# Input start

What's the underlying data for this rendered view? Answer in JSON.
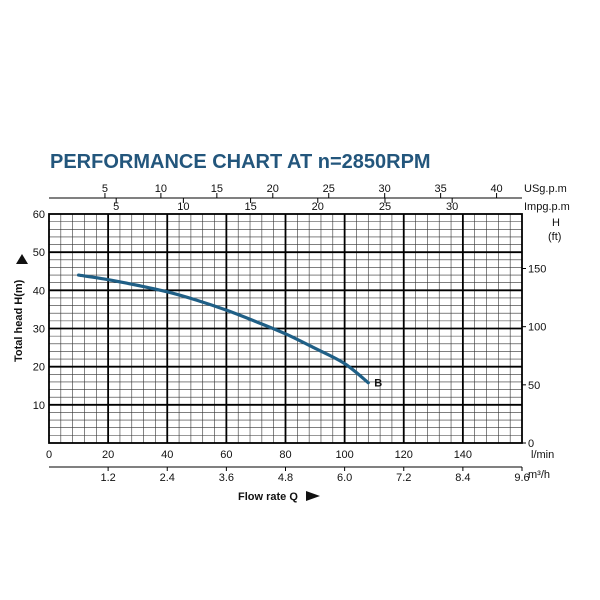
{
  "chart_data": {
    "type": "line",
    "title": "PERFORMANCE CHART AT n=2850RPM",
    "colors": {
      "title": "#23567c",
      "curve": "#1f5f86"
    },
    "xlabel": "Flow rate Q",
    "ylabel": "Total  head H(m)",
    "xlim": [
      0,
      160
    ],
    "ylim": [
      0,
      60
    ],
    "x_ticks": [
      "0",
      "20",
      "40",
      "60",
      "80",
      "100",
      "120",
      "140"
    ],
    "x_unit": "l/min",
    "y_ticks": [
      "10",
      "20",
      "30",
      "40",
      "50",
      "60"
    ],
    "m3h": {
      "ticks": [
        "1.2",
        "2.4",
        "3.6",
        "4.8",
        "6.0",
        "7.2",
        "8.4",
        "9.6"
      ],
      "unit": "m³/h"
    },
    "usgpm": {
      "ticks": [
        "5",
        "10",
        "15",
        "20",
        "25",
        "30",
        "35",
        "40"
      ],
      "unit": "USg.p.m"
    },
    "impgpm": {
      "ticks": [
        "5",
        "10",
        "15",
        "20",
        "25",
        "30"
      ],
      "unit": "Impg.p.m"
    },
    "ft": {
      "ticks": [
        "0",
        "50",
        "100",
        "150"
      ],
      "unit_top": "H",
      "unit_bottom": "(ft)"
    },
    "grid": true,
    "series": [
      {
        "name": "B",
        "x": [
          10,
          20,
          30,
          40,
          50,
          60,
          70,
          80,
          90,
          100,
          108
        ],
        "y": [
          44,
          42.8,
          41.3,
          39.6,
          37.4,
          34.8,
          31.8,
          28.6,
          24.8,
          20.8,
          15.8
        ]
      }
    ]
  }
}
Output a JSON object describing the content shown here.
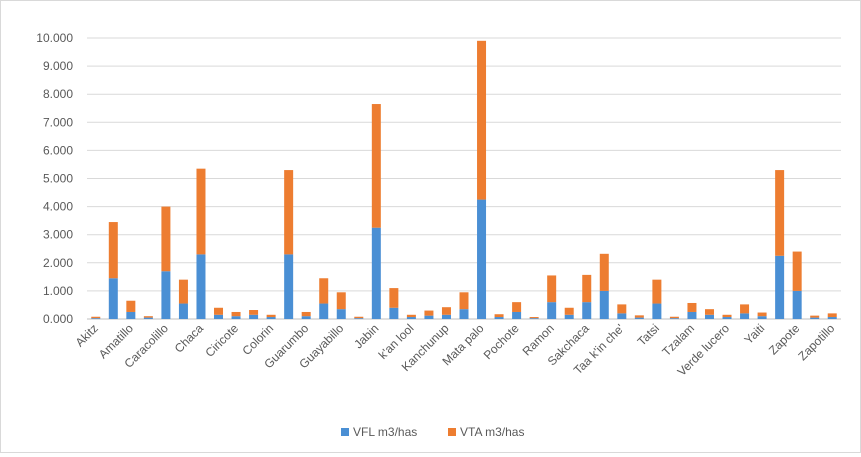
{
  "chart_data": {
    "type": "bar",
    "stacked": true,
    "categories": [
      "Akitz",
      "",
      "Amatillo",
      "",
      "Caracolillo",
      "",
      "Chaca",
      "",
      "Ciricote",
      "",
      "Colorin",
      "",
      "Guarumbo",
      "",
      "Guayabillo",
      "",
      "Jabin",
      "",
      "k'an lool",
      "",
      "Kanchunup",
      "",
      "Mata palo",
      "",
      "Pochote",
      "",
      "Ramon",
      "",
      "Sakchaca",
      "",
      "Taa k'in che'",
      "",
      "Tatsi",
      "",
      "Tzalam",
      "",
      "Verde lucero",
      "",
      "Yaiti",
      "",
      "Zapote",
      "",
      "Zapotillo"
    ],
    "series": [
      {
        "name": "VFL m3/has",
        "color": "#4a8fd4",
        "values": [
          0.03,
          1.45,
          0.25,
          0.05,
          1.7,
          0.55,
          2.3,
          0.15,
          0.1,
          0.15,
          0.07,
          2.3,
          0.1,
          0.55,
          0.35,
          0.03,
          3.25,
          0.4,
          0.07,
          0.12,
          0.15,
          0.35,
          4.25,
          0.07,
          0.25,
          0.03,
          0.6,
          0.15,
          0.6,
          1.0,
          0.2,
          0.05,
          0.55,
          0.03,
          0.25,
          0.15,
          0.07,
          0.2,
          0.1,
          2.25,
          1.0,
          0.05,
          0.07
        ]
      },
      {
        "name": "VTA m3/has",
        "color": "#ed7d31",
        "values": [
          0.05,
          2.0,
          0.4,
          0.05,
          2.3,
          0.85,
          3.05,
          0.25,
          0.15,
          0.17,
          0.08,
          3.0,
          0.15,
          0.9,
          0.6,
          0.05,
          4.4,
          0.7,
          0.08,
          0.18,
          0.27,
          0.6,
          5.65,
          0.1,
          0.35,
          0.04,
          0.95,
          0.25,
          0.97,
          1.32,
          0.32,
          0.08,
          0.85,
          0.05,
          0.32,
          0.2,
          0.08,
          0.32,
          0.13,
          3.05,
          1.4,
          0.07,
          0.13
        ]
      }
    ],
    "ylim": [
      0,
      10
    ],
    "yticks": [
      "0.000",
      "1.000",
      "2.000",
      "3.000",
      "4.000",
      "5.000",
      "6.000",
      "7.000",
      "8.000",
      "9.000",
      "10.000"
    ],
    "grid": true,
    "legend": "bottom"
  }
}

# Input end

**Brief**. Repeat each entry exactly. Pictures do not belong in the copy.

**Result of the exercise**.
What's the underlying data for this rendered view? Answer in JSON.
{
  "chart_data": {
    "type": "line",
    "title": "PERFORMANCE CHART AT n=2850RPM",
    "colors": {
      "title": "#23567c",
      "curve": "#1f5f86"
    },
    "xlabel": "Flow rate Q",
    "ylabel": "Total  head H(m)",
    "xlim": [
      0,
      160
    ],
    "ylim": [
      0,
      60
    ],
    "x_ticks": [
      "0",
      "20",
      "40",
      "60",
      "80",
      "100",
      "120",
      "140"
    ],
    "x_unit": "l/min",
    "y_ticks": [
      "10",
      "20",
      "30",
      "40",
      "50",
      "60"
    ],
    "m3h": {
      "ticks": [
        "1.2",
        "2.4",
        "3.6",
        "4.8",
        "6.0",
        "7.2",
        "8.4",
        "9.6"
      ],
      "unit": "m³/h"
    },
    "usgpm": {
      "ticks": [
        "5",
        "10",
        "15",
        "20",
        "25",
        "30",
        "35",
        "40"
      ],
      "unit": "USg.p.m"
    },
    "impgpm": {
      "ticks": [
        "5",
        "10",
        "15",
        "20",
        "25",
        "30"
      ],
      "unit": "Impg.p.m"
    },
    "ft": {
      "ticks": [
        "0",
        "50",
        "100",
        "150"
      ],
      "unit_top": "H",
      "unit_bottom": "(ft)"
    },
    "grid": true,
    "series": [
      {
        "name": "B",
        "x": [
          10,
          20,
          30,
          40,
          50,
          60,
          70,
          80,
          90,
          100,
          108
        ],
        "y": [
          44,
          42.8,
          41.3,
          39.6,
          37.4,
          34.8,
          31.8,
          28.6,
          24.8,
          20.8,
          15.8
        ]
      }
    ]
  }
}
Output a JSON object describing the content shown here.
{
  "chart_data": {
    "type": "bar",
    "stacked": true,
    "categories": [
      "Akitz",
      "",
      "Amatillo",
      "",
      "Caracolillo",
      "",
      "Chaca",
      "",
      "Ciricote",
      "",
      "Colorin",
      "",
      "Guarumbo",
      "",
      "Guayabillo",
      "",
      "Jabin",
      "",
      "k'an lool",
      "",
      "Kanchunup",
      "",
      "Mata palo",
      "",
      "Pochote",
      "",
      "Ramon",
      "",
      "Sakchaca",
      "",
      "Taa k'in che'",
      "",
      "Tatsi",
      "",
      "Tzalam",
      "",
      "Verde lucero",
      "",
      "Yaiti",
      "",
      "Zapote",
      "",
      "Zapotillo"
    ],
    "series": [
      {
        "name": "VFL m3/has",
        "color": "#4a8fd4",
        "values": [
          0.03,
          1.45,
          0.25,
          0.05,
          1.7,
          0.55,
          2.3,
          0.15,
          0.1,
          0.15,
          0.07,
          2.3,
          0.1,
          0.55,
          0.35,
          0.03,
          3.25,
          0.4,
          0.07,
          0.12,
          0.15,
          0.35,
          4.25,
          0.07,
          0.25,
          0.03,
          0.6,
          0.15,
          0.6,
          1.0,
          0.2,
          0.05,
          0.55,
          0.03,
          0.25,
          0.15,
          0.07,
          0.2,
          0.1,
          2.25,
          1.0,
          0.05,
          0.07
        ]
      },
      {
        "name": "VTA m3/has",
        "color": "#ed7d31",
        "values": [
          0.05,
          2.0,
          0.4,
          0.05,
          2.3,
          0.85,
          3.05,
          0.25,
          0.15,
          0.17,
          0.08,
          3.0,
          0.15,
          0.9,
          0.6,
          0.05,
          4.4,
          0.7,
          0.08,
          0.18,
          0.27,
          0.6,
          5.65,
          0.1,
          0.35,
          0.04,
          0.95,
          0.25,
          0.97,
          1.32,
          0.32,
          0.08,
          0.85,
          0.05,
          0.32,
          0.2,
          0.08,
          0.32,
          0.13,
          3.05,
          1.4,
          0.07,
          0.13
        ]
      }
    ],
    "ylim": [
      0,
      10
    ],
    "yticks": [
      "0.000",
      "1.000",
      "2.000",
      "3.000",
      "4.000",
      "5.000",
      "6.000",
      "7.000",
      "8.000",
      "9.000",
      "10.000"
    ],
    "grid": true,
    "legend": "bottom"
  }
}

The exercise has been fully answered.